» **DATA SUPPLIED**
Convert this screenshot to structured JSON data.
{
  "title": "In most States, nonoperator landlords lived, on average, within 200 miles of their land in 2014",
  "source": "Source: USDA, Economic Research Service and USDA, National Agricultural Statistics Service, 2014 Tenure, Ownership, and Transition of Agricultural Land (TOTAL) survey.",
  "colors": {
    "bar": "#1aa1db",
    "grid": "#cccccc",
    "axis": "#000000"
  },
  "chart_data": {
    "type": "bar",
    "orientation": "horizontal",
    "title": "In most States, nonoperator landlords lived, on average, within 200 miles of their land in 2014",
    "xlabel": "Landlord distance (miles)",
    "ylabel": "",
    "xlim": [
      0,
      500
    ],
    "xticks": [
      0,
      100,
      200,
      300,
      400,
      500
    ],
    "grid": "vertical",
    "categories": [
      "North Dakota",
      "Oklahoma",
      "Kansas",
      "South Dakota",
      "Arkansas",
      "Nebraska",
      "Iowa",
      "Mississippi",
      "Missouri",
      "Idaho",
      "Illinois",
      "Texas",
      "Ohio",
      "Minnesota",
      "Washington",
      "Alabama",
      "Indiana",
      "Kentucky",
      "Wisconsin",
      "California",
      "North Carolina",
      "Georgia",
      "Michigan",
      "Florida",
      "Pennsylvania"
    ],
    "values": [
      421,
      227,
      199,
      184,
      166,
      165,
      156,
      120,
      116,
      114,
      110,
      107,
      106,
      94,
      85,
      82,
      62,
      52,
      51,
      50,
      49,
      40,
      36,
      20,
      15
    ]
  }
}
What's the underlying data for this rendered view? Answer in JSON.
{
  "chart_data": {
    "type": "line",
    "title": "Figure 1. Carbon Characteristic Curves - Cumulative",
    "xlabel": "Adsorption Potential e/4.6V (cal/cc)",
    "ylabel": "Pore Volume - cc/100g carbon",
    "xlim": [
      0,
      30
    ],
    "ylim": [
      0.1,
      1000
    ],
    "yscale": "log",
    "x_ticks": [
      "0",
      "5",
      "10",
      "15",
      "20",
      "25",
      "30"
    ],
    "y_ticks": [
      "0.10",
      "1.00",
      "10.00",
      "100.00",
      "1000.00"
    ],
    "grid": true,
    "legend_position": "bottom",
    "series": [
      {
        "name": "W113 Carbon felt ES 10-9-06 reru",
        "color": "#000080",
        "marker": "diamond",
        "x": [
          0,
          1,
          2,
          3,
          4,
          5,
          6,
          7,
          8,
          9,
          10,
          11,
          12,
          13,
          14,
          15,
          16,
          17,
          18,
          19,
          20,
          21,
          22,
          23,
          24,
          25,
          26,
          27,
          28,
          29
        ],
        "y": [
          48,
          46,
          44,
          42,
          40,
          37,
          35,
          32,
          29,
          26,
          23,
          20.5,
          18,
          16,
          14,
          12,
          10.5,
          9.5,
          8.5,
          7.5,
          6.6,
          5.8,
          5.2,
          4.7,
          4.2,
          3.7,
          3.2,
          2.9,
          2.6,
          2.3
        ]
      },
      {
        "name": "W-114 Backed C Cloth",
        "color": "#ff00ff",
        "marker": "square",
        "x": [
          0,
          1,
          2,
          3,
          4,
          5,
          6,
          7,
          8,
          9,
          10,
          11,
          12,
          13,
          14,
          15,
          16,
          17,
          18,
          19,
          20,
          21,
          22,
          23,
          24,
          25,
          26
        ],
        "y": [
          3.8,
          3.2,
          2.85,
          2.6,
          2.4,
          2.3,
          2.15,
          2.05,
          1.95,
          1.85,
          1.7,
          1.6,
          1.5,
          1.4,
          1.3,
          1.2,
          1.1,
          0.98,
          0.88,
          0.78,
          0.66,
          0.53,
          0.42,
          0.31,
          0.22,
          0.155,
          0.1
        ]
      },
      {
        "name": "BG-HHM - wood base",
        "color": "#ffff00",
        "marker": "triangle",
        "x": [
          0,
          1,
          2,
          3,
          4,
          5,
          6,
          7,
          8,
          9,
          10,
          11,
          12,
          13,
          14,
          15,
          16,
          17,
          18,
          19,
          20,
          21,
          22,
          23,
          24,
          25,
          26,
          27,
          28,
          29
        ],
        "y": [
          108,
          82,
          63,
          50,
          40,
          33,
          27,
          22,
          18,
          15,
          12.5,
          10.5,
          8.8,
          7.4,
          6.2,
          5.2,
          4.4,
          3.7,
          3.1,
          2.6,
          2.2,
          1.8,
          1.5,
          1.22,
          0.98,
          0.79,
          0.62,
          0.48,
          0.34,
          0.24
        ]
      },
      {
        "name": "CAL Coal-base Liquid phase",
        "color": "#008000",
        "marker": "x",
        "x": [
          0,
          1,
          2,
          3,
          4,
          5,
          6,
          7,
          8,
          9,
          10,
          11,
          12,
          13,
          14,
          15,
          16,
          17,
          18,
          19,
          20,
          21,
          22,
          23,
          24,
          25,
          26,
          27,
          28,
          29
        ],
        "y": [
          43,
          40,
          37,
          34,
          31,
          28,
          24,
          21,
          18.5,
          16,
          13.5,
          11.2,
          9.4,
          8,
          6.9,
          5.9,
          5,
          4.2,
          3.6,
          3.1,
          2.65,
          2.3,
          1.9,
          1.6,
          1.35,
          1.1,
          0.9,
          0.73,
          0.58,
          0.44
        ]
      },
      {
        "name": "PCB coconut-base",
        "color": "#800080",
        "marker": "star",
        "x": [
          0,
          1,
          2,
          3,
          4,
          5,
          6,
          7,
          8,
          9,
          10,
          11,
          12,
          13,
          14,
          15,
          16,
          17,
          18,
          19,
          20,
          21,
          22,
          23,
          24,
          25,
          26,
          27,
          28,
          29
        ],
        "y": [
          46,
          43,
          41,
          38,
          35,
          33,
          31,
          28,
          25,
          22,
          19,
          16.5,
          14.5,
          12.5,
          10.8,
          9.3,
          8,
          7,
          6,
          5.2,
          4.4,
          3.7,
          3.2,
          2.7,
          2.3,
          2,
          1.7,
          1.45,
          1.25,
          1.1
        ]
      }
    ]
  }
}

» **TASK INSTRUCTIONS**
Find the string "most" in the records, then copy each line where it occurs.

» **ANSWER TO THIS PROBLEM**
  "title": "In most States, nonoperator landlords lived, on average, within 200 miles of their land in 2014",
    "title": "In most States, nonoperator landlords lived, on average, within 200 miles of their land in 2014",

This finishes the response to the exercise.